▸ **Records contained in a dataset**
┄┄┄┄┄┄┄┄┄┄┄┄┄┄┄┄┄┄┄┄

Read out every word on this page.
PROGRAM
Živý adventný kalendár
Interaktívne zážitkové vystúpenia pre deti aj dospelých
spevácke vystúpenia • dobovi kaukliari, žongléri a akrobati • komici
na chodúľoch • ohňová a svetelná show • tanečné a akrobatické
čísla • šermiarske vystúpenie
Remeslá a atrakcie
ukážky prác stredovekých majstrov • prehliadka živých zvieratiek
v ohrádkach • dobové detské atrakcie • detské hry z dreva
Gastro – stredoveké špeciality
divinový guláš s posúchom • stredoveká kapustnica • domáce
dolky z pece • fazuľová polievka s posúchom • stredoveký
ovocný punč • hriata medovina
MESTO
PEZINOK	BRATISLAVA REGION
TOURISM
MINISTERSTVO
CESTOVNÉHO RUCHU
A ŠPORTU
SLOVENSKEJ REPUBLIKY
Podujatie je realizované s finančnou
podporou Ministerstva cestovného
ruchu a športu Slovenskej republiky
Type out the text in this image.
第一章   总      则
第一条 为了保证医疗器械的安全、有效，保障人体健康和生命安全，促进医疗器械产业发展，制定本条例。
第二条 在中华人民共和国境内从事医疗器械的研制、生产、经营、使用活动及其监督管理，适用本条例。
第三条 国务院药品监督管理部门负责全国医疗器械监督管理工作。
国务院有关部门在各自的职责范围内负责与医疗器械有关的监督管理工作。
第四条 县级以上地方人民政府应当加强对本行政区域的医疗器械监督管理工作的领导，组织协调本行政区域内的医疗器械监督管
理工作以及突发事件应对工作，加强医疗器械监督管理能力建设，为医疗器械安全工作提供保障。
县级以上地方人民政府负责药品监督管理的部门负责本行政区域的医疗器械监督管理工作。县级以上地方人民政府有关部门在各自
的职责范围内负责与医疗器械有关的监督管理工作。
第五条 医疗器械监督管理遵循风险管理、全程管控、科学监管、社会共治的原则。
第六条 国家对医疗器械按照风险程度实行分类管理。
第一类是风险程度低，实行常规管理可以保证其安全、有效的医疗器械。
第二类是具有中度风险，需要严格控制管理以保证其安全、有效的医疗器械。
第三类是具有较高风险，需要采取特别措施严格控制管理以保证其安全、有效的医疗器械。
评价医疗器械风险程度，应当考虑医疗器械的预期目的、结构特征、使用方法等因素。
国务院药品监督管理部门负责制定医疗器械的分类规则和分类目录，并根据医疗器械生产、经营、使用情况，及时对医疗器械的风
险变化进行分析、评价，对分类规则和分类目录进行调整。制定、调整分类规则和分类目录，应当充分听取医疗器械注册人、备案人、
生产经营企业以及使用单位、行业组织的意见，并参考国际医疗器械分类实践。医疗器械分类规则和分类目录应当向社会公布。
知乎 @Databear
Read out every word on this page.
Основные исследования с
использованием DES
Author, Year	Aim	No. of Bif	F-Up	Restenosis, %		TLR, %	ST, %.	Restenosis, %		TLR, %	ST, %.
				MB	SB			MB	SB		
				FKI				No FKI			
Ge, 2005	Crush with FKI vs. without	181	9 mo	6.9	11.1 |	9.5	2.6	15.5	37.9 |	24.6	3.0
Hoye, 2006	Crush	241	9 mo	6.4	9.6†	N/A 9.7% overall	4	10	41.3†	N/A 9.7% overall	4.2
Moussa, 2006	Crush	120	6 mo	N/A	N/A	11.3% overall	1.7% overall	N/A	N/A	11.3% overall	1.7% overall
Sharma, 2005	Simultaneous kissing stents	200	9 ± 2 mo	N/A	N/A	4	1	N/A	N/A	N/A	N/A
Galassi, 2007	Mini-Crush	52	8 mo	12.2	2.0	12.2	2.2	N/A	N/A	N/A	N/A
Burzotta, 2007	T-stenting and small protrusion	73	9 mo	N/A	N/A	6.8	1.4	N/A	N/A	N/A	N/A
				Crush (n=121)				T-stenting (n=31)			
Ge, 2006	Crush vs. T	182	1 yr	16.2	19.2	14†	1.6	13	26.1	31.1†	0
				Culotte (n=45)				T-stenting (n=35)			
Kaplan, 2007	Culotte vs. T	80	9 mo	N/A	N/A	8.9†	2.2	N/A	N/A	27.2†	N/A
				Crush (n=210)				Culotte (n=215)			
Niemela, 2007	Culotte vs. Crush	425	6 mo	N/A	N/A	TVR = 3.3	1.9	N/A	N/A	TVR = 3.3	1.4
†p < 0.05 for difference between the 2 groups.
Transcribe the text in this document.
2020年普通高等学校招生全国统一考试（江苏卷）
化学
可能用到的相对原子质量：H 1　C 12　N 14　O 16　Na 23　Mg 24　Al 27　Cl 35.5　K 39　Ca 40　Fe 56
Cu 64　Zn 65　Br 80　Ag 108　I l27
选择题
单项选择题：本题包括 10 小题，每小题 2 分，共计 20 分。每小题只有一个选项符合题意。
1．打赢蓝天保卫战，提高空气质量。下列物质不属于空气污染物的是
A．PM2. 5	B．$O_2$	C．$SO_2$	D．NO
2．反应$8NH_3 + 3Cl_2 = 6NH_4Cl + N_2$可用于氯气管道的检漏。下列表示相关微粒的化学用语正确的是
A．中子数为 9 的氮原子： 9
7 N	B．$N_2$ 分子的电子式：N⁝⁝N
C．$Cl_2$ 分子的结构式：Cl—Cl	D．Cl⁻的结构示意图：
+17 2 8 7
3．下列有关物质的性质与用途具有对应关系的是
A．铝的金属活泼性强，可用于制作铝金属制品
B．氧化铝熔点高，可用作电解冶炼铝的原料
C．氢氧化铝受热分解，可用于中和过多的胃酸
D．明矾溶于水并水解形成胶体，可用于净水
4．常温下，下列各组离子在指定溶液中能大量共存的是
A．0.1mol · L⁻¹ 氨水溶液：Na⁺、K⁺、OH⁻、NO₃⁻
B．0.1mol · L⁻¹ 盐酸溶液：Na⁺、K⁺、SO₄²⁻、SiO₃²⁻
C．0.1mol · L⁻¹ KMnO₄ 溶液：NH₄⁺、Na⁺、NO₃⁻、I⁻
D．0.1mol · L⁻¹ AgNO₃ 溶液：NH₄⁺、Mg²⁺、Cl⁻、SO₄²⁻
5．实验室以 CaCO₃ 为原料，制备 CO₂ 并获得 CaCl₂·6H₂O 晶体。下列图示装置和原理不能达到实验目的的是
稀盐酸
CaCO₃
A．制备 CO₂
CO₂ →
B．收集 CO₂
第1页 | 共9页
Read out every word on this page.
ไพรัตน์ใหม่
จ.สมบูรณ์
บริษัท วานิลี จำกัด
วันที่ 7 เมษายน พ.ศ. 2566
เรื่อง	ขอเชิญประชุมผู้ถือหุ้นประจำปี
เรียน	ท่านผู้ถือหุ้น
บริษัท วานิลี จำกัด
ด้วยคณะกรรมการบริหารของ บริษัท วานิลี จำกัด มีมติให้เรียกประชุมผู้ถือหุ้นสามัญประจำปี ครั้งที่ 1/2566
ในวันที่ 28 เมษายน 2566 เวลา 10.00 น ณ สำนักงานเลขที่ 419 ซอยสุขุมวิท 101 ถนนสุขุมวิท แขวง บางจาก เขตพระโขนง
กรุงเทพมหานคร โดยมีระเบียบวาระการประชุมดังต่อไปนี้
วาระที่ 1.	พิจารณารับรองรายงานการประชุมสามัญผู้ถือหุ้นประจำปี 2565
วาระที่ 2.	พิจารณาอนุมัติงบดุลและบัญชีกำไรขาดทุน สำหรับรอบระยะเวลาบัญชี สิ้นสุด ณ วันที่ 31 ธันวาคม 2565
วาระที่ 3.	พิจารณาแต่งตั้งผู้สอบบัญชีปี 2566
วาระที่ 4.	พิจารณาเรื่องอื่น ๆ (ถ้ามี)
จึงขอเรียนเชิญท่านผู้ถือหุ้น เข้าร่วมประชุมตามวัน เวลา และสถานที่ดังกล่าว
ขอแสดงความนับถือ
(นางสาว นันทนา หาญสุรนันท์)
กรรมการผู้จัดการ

┄┄┄┄┄┄┄┄┄┄┄┄┄┄┄┄┄┄┄┄

▸ **REQUEST**
Where a line holds "นประจำป", copy that line.

▸ **WRITTEN ANSWER**
เรื่อง	ขอเชิญประชุมผู้ถือหุ้นประจำปี
วาระที่ 1.	พิจารณารับรองรายงานการประชุมสามัญผู้ถือหุ้นประจำปี 2565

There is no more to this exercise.